--- Start PROVIDED DATA ---

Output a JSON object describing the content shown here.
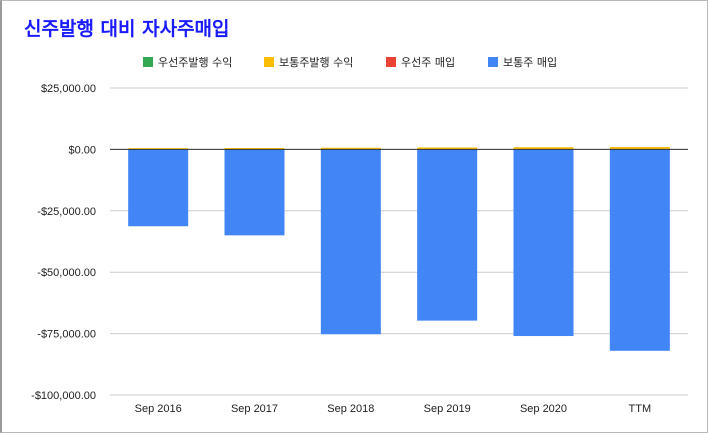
{
  "chart_data": {
    "type": "bar",
    "stacked": true,
    "title": "신주발행 대비 자사주매입",
    "categories": [
      "Sep 2016",
      "Sep 2017",
      "Sep 2018",
      "Sep 2019",
      "Sep 2020",
      "TTM"
    ],
    "series": [
      {
        "name": "우선주발행 수익",
        "color": "#34a853",
        "values": [
          0,
          0,
          0,
          0,
          0,
          0
        ]
      },
      {
        "name": "보통주발행 수익",
        "color": "#fbbc04",
        "values": [
          495,
          555,
          669,
          781,
          880,
          960
        ]
      },
      {
        "name": "우선주 매입",
        "color": "#ea4335",
        "values": [
          0,
          0,
          0,
          0,
          0,
          0
        ]
      },
      {
        "name": "보통주 매입",
        "color": "#4285f4",
        "values": [
          -31292,
          -35000,
          -75265,
          -69714,
          -75992,
          -82000
        ]
      }
    ],
    "ylim": [
      -100000,
      25000
    ],
    "yticks": [
      25000,
      0,
      -25000,
      -50000,
      -75000,
      -100000
    ],
    "ytick_labels": [
      "$25,000.00",
      "$0.00",
      "-$25,000.00",
      "-$50,000.00",
      "-$75,000.00",
      "-$100,000.00"
    ],
    "grid": true,
    "legend_position": "top"
  }
}
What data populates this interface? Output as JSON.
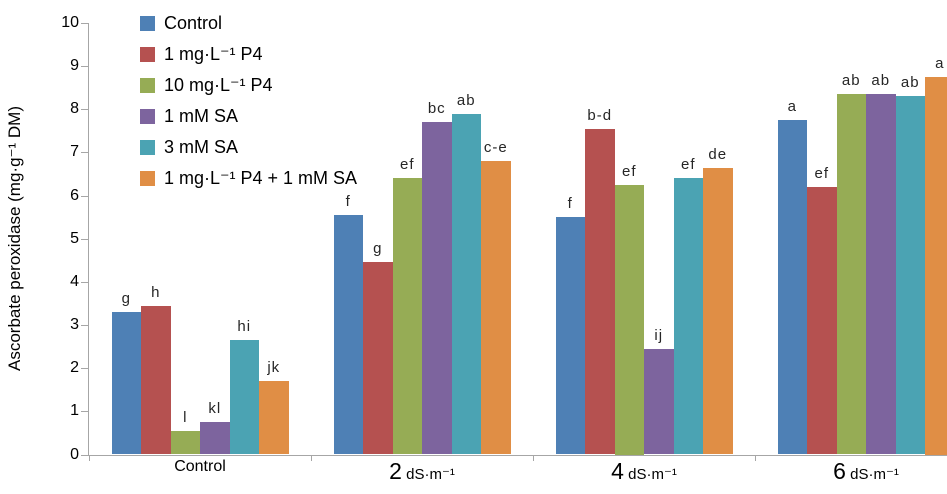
{
  "chart_data": {
    "type": "bar",
    "title": "",
    "xlabel": "",
    "ylabel": "Ascorbate peroxidase (mg·g⁻¹ DM)",
    "ylim": [
      0,
      10
    ],
    "yticks": [
      0,
      1,
      2,
      3,
      4,
      5,
      6,
      7,
      8,
      9,
      10
    ],
    "grid": false,
    "legend_position": "upper-left-inside",
    "categories": [
      "Control",
      "2 dS·m⁻¹",
      "4 dS·m⁻¹",
      "6 dS·m⁻¹"
    ],
    "category_label_parts": [
      {
        "num": "",
        "text": "Control"
      },
      {
        "num": "2",
        "text": "dS·m⁻¹"
      },
      {
        "num": "4",
        "text": "dS·m⁻¹"
      },
      {
        "num": "6",
        "text": "dS·m⁻¹"
      }
    ],
    "series": [
      {
        "name": "Control",
        "color": "#4E80B5",
        "values": [
          3.3,
          5.55,
          5.5,
          7.75
        ],
        "letters": [
          "g",
          "f",
          "f",
          "a"
        ]
      },
      {
        "name": "1 mg·L⁻¹ P4",
        "color": "#B55150",
        "values": [
          3.45,
          4.45,
          7.55,
          6.2
        ],
        "letters": [
          "h",
          "g",
          "b-d",
          "ef"
        ]
      },
      {
        "name": "10 mg·L⁻¹ P4",
        "color": "#96AC55",
        "values": [
          0.55,
          6.4,
          6.25,
          8.35
        ],
        "letters": [
          "l",
          "ef",
          "ef",
          "ab"
        ]
      },
      {
        "name": "1 mM SA",
        "color": "#7D649E",
        "values": [
          0.75,
          7.7,
          2.45,
          8.35
        ],
        "letters": [
          "kl",
          "bc",
          "ij",
          "ab"
        ]
      },
      {
        "name": "3 mM SA",
        "color": "#4BA3B3",
        "values": [
          2.65,
          7.9,
          6.4,
          8.3
        ],
        "letters": [
          "hi",
          "ab",
          "ef",
          "ab"
        ]
      },
      {
        "name": "1 mg·L⁻¹ P4 + 1 mM SA",
        "color": "#E08E45",
        "values": [
          1.7,
          6.8,
          6.65,
          8.75
        ],
        "letters": [
          "jk",
          "c-e",
          "de",
          "a"
        ]
      }
    ],
    "axis_color": "#a6a6a6",
    "text_color": "#000000"
  }
}
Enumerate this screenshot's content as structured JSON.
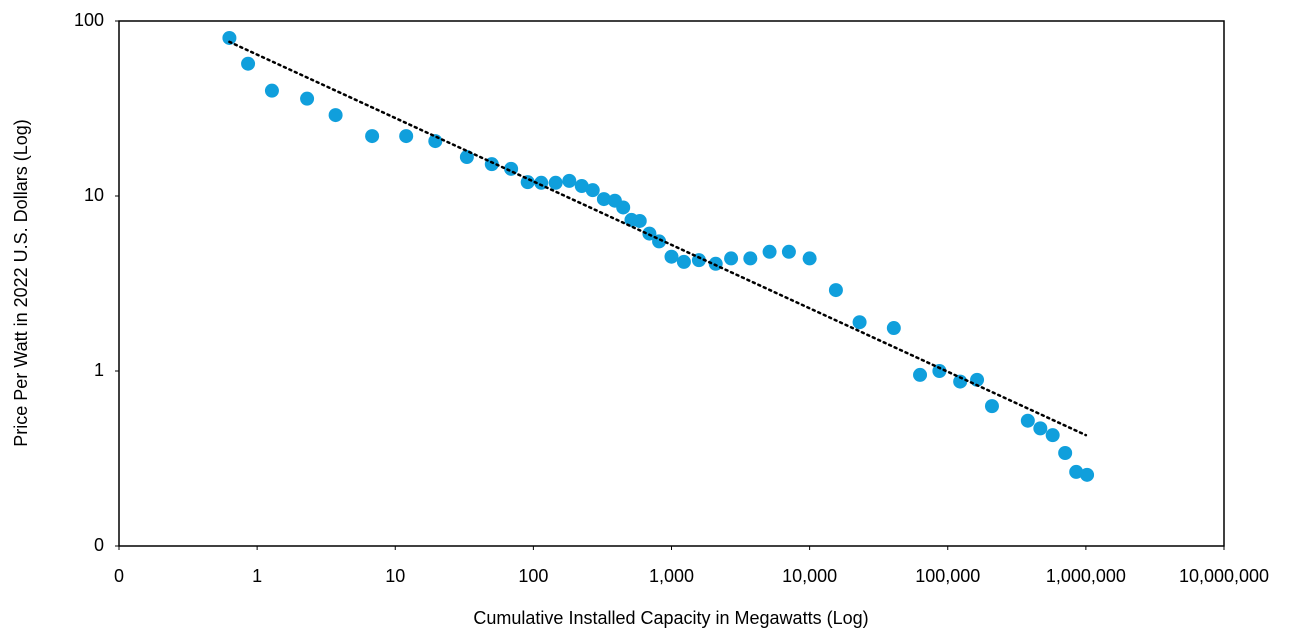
{
  "chart_data": {
    "type": "scatter",
    "x_label": "Cumulative Installed Capacity in Megawatts (Log)",
    "y_label": "Price Per Watt in 2022 U.S. Dollars (Log)",
    "x_log": true,
    "y_log": true,
    "grid": false,
    "xlim": [
      0.1,
      10000000
    ],
    "ylim": [
      0.1,
      100
    ],
    "xticks": [
      {
        "value": 0.1,
        "label": "0"
      },
      1,
      10,
      100,
      {
        "value": 1000,
        "label": "1,000"
      },
      {
        "value": 10000,
        "label": "10,000"
      },
      {
        "value": 100000,
        "label": "100,000"
      },
      {
        "value": 1000000,
        "label": "1,000,000"
      },
      {
        "value": 10000000,
        "label": "10,000,000"
      }
    ],
    "yticks": [
      {
        "value": 0.1,
        "label": "0"
      },
      1,
      10,
      100
    ],
    "series": [
      {
        "color": "#109fdc",
        "x": [
          0.63,
          0.86,
          1.28,
          2.3,
          3.7,
          6.8,
          12,
          19.5,
          33,
          50,
          69,
          91,
          114,
          145,
          182,
          224,
          269,
          324,
          389,
          447,
          513,
          589,
          692,
          813,
          1000,
          1230,
          1580,
          2090,
          2700,
          3720,
          5130,
          7080,
          10000,
          15500,
          23000,
          40700,
          63000,
          87000,
          123000,
          163000,
          209000,
          380000,
          468000,
          575000,
          708000,
          851000,
          1020000
        ],
        "values": [
          80,
          57,
          40,
          36,
          29,
          22,
          22,
          20.6,
          16.7,
          15.2,
          14.3,
          12,
          11.9,
          11.9,
          12.2,
          11.4,
          10.8,
          9.6,
          9.4,
          8.6,
          7.3,
          7.2,
          6.1,
          5.5,
          4.5,
          4.2,
          4.3,
          4.1,
          4.4,
          4.4,
          4.8,
          4.8,
          4.4,
          2.9,
          1.9,
          1.76,
          0.95,
          1.0,
          0.87,
          0.89,
          0.63,
          0.52,
          0.47,
          0.43,
          0.34,
          0.265,
          0.255
        ]
      }
    ],
    "trendline": {
      "color": "#000000",
      "x": [
        0.63,
        1000000
      ],
      "values": [
        76,
        0.43
      ]
    }
  }
}
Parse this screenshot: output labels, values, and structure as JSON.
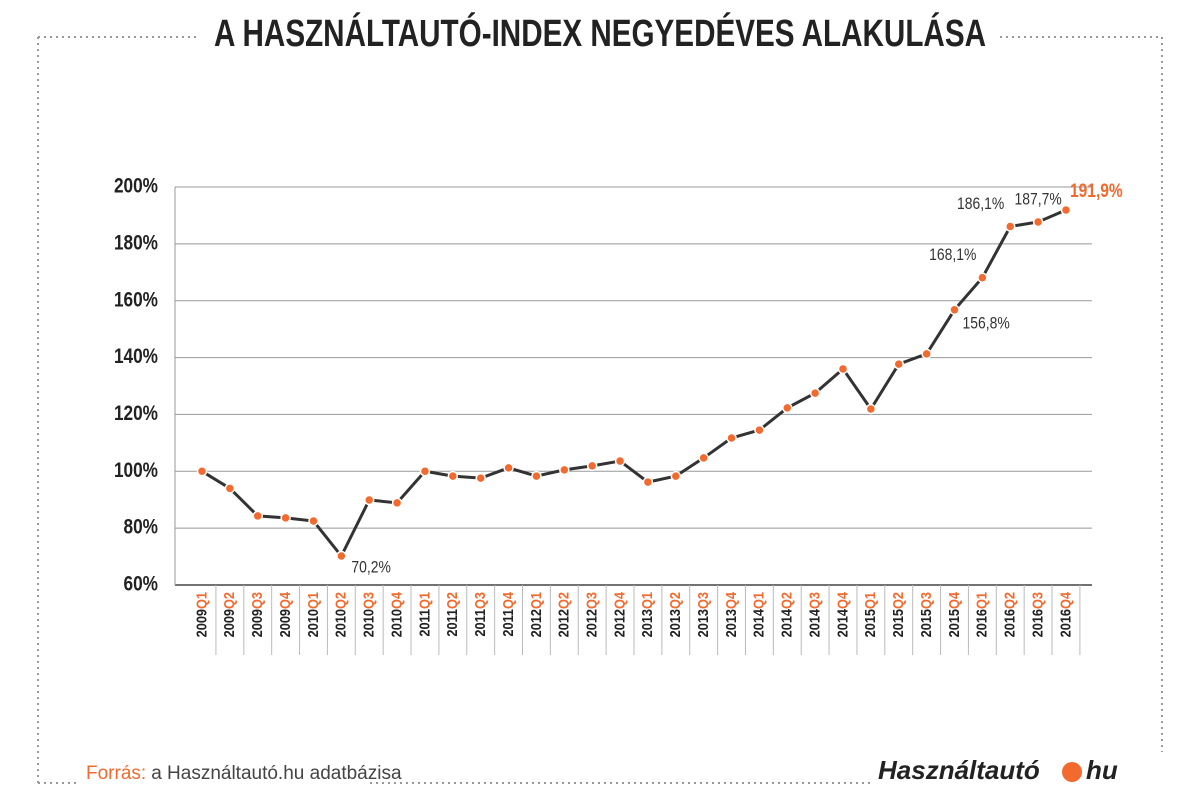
{
  "chart_data": {
    "type": "line",
    "title": "A HASZNÁLTAUTÓ-INDEX NEGYEDÉVES ALAKULÁSA",
    "categories": [
      "2009Q1",
      "2009Q2",
      "2009Q3",
      "2009Q4",
      "2010Q1",
      "2010Q2",
      "2010Q3",
      "2010Q4",
      "2011Q1",
      "2011Q2",
      "2011Q3",
      "2011Q4",
      "2012Q1",
      "2012Q2",
      "2012Q3",
      "2012Q4",
      "2013Q1",
      "2013Q2",
      "2013Q3",
      "2013Q4",
      "2014Q1",
      "2014Q2",
      "2014Q3",
      "2014Q4",
      "2015Q1",
      "2015Q2",
      "2015Q3",
      "2015Q4",
      "2016Q1",
      "2016Q2",
      "2016Q3",
      "2016Q4"
    ],
    "values": [
      100,
      94,
      84.3,
      83.6,
      82.5,
      70.2,
      89.9,
      88.9,
      100,
      98.3,
      97.6,
      101.2,
      98.3,
      100.5,
      101.9,
      103.6,
      96.2,
      98.3,
      104.7,
      111.7,
      114.5,
      122.3,
      127.5,
      136,
      121.9,
      137.7,
      141.3,
      156.8,
      168.1,
      186.1,
      187.7,
      191.9
    ],
    "value_labels": [
      null,
      null,
      null,
      null,
      null,
      "70,2%",
      null,
      null,
      null,
      null,
      null,
      null,
      null,
      null,
      null,
      null,
      null,
      null,
      null,
      null,
      null,
      null,
      null,
      null,
      null,
      null,
      null,
      "156,8%",
      "168,1%",
      "186,1%",
      "187,7%",
      "191,9%"
    ],
    "line_color": "#333333",
    "marker_color": "#f26a2e",
    "highlight_color": "#f26a2e",
    "ylim": [
      60,
      200
    ],
    "yticks": [
      {
        "value": 60,
        "label": "60%"
      },
      {
        "value": 80,
        "label": "80%"
      },
      {
        "value": 100,
        "label": "100%"
      },
      {
        "value": 120,
        "label": "120%"
      },
      {
        "value": 140,
        "label": "140%"
      },
      {
        "value": 160,
        "label": "160%"
      },
      {
        "value": 180,
        "label": "180%"
      },
      {
        "value": 200,
        "label": "200%"
      }
    ],
    "grid": true,
    "source": {
      "label": "Forrás:",
      "text": "a Használtautó.hu adatbázisa"
    },
    "logo": {
      "name": "Használtautó",
      "tld": "hu"
    }
  }
}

--- End PROVIDED DATA ---

» **STATED EXERCISE**: Return from the data every line that holds "title".

» **CORRECT OUTPUT**:
    "title": "신주발행 대비 자사주매입",
    "title": "",
    "title": "A HASZNÁLTAUTÓ-INDEX NEGYEDÉVES ALAKULÁSA",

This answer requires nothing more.